▶ **WHAT THIS TASK INVOLVES**: Tally up the lines where the string "Read" appears; reply with the number only.

::: DATA TO PROCESS :::

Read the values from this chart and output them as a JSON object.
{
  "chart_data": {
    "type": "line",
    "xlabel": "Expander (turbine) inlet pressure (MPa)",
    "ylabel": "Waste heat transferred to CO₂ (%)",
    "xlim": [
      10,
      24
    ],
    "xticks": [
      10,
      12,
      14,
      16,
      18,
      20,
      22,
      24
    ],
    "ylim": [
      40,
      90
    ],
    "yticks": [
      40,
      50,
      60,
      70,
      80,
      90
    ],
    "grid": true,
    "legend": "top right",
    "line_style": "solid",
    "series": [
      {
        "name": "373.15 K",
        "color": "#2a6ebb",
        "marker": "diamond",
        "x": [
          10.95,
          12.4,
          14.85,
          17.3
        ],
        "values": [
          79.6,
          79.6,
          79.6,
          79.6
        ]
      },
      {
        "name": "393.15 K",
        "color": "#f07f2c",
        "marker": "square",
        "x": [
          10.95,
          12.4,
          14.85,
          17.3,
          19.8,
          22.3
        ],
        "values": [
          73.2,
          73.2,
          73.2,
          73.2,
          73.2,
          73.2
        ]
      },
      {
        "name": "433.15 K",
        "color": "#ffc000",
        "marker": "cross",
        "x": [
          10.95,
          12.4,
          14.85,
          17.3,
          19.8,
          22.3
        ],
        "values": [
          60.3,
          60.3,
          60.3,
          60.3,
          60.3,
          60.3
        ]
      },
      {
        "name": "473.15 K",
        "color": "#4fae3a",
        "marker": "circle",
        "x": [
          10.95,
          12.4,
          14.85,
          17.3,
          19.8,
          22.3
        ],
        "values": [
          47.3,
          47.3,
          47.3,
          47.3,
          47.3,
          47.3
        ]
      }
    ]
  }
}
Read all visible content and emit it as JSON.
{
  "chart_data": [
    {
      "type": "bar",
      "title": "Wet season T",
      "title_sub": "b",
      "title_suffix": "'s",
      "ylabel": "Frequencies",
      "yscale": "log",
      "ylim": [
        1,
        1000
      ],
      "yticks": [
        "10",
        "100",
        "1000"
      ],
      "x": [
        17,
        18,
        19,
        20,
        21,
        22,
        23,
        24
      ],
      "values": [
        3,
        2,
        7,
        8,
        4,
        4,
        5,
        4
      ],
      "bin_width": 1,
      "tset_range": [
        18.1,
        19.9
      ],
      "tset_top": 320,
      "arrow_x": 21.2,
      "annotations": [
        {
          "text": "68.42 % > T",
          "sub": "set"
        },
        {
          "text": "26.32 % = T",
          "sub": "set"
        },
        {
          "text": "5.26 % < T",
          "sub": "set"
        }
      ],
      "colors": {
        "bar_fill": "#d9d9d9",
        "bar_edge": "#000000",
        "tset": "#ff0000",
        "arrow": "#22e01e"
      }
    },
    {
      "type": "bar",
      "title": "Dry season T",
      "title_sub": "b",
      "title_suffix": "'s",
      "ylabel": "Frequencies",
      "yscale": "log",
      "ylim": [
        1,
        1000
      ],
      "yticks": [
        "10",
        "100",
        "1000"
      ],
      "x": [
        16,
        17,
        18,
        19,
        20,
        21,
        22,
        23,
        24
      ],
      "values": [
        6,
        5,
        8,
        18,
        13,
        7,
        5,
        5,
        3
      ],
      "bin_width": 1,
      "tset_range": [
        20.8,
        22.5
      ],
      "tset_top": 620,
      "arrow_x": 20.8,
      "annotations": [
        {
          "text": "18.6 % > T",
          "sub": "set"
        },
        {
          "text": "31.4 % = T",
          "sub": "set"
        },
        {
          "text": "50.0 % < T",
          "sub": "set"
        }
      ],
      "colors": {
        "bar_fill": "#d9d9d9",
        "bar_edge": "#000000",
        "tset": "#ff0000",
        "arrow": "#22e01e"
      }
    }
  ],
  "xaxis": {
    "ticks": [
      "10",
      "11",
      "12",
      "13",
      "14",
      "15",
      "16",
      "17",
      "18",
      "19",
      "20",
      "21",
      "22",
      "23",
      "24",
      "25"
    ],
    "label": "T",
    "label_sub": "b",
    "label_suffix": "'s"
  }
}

:::

▶ **RESPONSE BELOW**: 2